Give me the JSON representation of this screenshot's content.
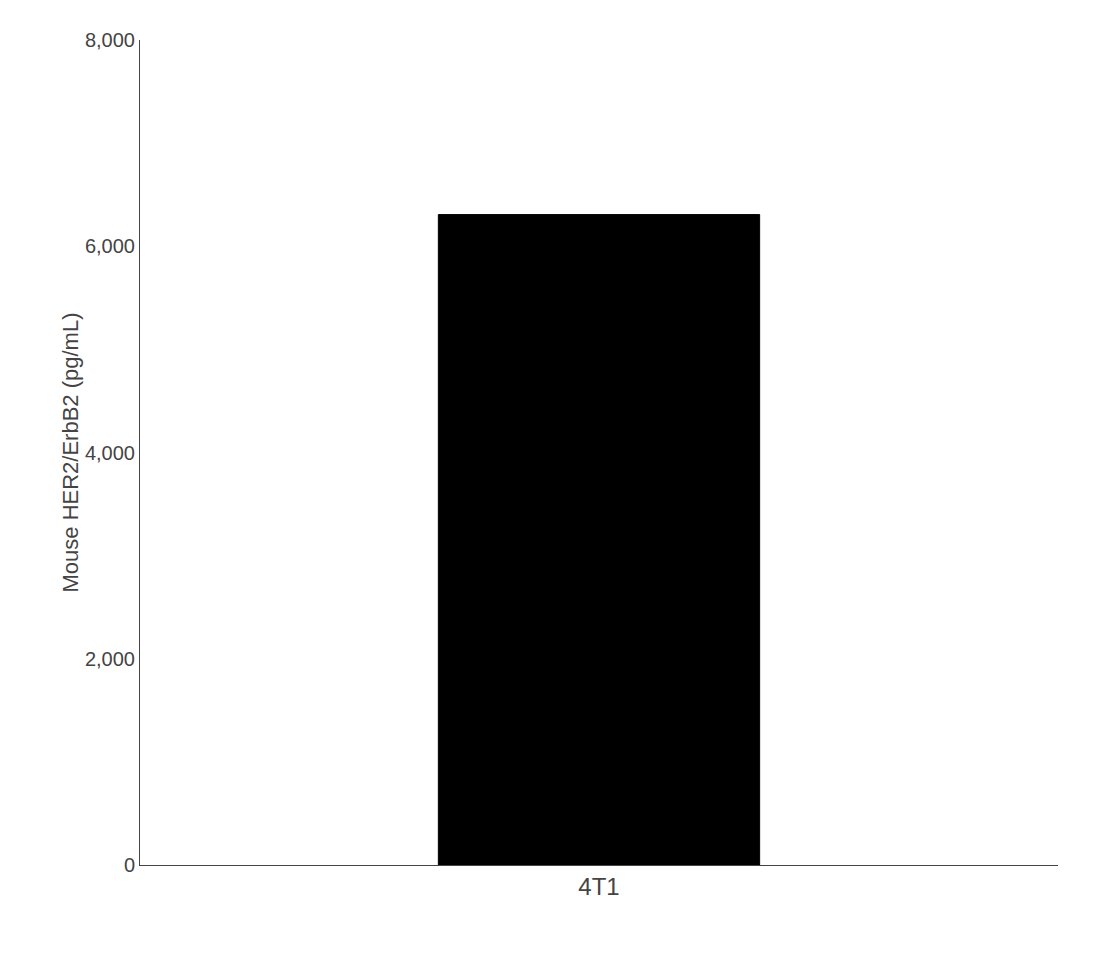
{
  "chart_data": {
    "type": "bar",
    "categories": [
      "4T1"
    ],
    "values": [
      6307.1
    ],
    "color": "#000000",
    "ylabel": "Mouse HER2/ErbB2 (pg/mL)",
    "ylim": [
      0,
      8000
    ],
    "yticks": [
      0,
      {
        "value": 2000,
        "label": "2,000"
      },
      {
        "value": 4000,
        "label": "4,000"
      },
      {
        "value": 6000,
        "label": "6,000"
      },
      {
        "value": 8000,
        "label": "8,000"
      }
    ],
    "grid": false
  }
}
------------
Transcribe the material exactly, and leave out whatever pictures it holds.

Give me the JSON representation of this screenshot's content.
{
  "chart_data": {
    "type": "bar",
    "categories": [
      "4T1"
    ],
    "values": [
      6307.1
    ],
    "color": "#000000",
    "ylabel": "Mouse HER2/ErbB2 (pg/mL)",
    "ylim": [
      0,
      8000
    ],
    "yticks": [
      0,
      {
        "value": 2000,
        "label": "2,000"
      },
      {
        "value": 4000,
        "label": "4,000"
      },
      {
        "value": 6000,
        "label": "6,000"
      },
      {
        "value": 8000,
        "label": "8,000"
      }
    ],
    "grid": false
  }
}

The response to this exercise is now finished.